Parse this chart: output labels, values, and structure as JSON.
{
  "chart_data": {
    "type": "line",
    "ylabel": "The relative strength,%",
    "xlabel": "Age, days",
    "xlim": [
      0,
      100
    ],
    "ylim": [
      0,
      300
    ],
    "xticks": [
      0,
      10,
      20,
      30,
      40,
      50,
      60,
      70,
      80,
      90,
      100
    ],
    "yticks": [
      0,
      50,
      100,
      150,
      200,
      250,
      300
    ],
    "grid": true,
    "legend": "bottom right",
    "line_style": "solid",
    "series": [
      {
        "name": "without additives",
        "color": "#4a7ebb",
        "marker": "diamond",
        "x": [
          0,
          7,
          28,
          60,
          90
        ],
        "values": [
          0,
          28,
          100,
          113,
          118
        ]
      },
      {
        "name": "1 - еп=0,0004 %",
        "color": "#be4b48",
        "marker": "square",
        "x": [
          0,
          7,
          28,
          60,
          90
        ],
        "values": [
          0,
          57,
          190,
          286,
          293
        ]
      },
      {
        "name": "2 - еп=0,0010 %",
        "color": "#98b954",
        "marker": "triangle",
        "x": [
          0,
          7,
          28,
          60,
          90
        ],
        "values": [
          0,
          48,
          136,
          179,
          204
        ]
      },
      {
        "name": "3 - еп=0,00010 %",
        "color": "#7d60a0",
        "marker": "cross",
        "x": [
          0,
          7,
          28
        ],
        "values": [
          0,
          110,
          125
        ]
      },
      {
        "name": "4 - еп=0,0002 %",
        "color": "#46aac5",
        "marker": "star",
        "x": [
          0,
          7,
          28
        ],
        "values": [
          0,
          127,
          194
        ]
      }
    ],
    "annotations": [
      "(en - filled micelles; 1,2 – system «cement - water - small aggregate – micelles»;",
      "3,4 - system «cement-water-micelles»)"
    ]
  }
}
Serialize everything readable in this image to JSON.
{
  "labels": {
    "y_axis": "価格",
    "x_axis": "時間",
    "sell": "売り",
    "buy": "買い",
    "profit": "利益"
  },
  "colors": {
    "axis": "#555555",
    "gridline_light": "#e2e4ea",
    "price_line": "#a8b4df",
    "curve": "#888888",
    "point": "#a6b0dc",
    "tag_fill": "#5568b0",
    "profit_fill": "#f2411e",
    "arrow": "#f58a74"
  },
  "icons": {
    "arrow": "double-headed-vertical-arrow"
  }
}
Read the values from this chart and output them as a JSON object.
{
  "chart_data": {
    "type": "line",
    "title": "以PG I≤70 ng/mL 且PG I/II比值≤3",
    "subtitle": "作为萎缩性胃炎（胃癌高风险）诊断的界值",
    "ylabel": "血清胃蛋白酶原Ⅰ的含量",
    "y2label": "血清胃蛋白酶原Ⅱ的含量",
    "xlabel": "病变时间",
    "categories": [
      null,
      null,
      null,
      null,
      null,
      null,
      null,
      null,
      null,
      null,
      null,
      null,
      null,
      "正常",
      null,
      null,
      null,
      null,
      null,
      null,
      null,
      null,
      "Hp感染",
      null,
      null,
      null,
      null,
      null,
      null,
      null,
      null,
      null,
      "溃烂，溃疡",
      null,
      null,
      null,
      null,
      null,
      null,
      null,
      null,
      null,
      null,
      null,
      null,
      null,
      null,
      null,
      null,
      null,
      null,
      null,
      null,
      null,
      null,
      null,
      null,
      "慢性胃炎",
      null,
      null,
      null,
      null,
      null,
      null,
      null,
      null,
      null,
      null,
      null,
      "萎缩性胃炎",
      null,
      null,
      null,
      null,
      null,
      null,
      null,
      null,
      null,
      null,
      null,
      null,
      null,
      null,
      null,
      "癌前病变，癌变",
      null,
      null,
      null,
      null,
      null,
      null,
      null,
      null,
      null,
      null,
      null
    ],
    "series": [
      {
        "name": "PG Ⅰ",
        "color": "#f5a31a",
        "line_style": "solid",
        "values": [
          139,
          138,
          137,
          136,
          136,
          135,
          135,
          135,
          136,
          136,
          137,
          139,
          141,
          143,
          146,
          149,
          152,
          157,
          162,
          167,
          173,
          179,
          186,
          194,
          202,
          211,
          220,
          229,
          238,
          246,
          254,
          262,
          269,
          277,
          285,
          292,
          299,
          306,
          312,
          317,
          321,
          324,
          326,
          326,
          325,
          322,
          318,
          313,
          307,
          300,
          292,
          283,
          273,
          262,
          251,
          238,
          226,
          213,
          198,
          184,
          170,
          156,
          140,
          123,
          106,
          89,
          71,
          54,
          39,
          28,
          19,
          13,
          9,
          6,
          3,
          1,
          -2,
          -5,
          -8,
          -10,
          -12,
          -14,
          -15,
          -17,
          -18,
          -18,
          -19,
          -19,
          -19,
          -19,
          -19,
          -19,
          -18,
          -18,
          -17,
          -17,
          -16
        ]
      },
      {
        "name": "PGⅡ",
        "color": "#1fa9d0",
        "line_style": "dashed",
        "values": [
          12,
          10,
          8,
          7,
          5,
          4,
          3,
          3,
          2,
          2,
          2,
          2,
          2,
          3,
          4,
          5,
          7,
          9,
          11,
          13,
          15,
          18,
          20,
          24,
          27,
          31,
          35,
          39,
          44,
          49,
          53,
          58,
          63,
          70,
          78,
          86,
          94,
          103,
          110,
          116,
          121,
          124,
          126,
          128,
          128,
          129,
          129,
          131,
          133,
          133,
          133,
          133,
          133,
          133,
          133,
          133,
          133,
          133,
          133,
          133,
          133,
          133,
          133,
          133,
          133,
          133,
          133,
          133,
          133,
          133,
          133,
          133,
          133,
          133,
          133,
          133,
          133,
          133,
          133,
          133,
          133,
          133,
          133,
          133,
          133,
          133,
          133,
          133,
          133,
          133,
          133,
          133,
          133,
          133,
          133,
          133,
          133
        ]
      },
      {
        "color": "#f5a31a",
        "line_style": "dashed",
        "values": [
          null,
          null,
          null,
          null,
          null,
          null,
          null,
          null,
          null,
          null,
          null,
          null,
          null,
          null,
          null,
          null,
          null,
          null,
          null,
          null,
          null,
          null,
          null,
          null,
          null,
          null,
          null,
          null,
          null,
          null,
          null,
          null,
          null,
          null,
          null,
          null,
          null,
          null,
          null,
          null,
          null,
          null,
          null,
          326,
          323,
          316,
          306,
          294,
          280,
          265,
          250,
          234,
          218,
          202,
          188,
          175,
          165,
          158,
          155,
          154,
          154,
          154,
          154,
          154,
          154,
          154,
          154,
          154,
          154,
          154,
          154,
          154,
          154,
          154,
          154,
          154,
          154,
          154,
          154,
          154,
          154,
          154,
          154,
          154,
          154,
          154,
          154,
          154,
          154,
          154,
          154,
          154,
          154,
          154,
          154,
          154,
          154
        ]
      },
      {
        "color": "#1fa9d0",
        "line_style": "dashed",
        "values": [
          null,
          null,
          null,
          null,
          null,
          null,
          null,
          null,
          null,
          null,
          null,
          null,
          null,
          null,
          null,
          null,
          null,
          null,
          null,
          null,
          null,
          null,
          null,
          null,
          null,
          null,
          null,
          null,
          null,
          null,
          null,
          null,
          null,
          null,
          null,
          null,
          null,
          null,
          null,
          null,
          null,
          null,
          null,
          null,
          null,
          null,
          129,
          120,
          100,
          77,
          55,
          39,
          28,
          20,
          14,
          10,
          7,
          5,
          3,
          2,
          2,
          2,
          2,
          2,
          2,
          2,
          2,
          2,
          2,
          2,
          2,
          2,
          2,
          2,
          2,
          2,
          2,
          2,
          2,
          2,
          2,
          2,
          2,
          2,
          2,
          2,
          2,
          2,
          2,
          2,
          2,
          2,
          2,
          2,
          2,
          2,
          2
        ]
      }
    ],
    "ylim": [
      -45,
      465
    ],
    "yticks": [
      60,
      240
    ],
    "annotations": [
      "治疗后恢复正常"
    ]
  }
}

·····

## GIVEN EXERCISE:
Copy each line above containing the string "cement".

## IN RESPONSE:
      "(en - filled micelles; 1,2 – system «cement - water - small aggregate – micelles»;",
      "3,4 - system «cement-water-micelles»)"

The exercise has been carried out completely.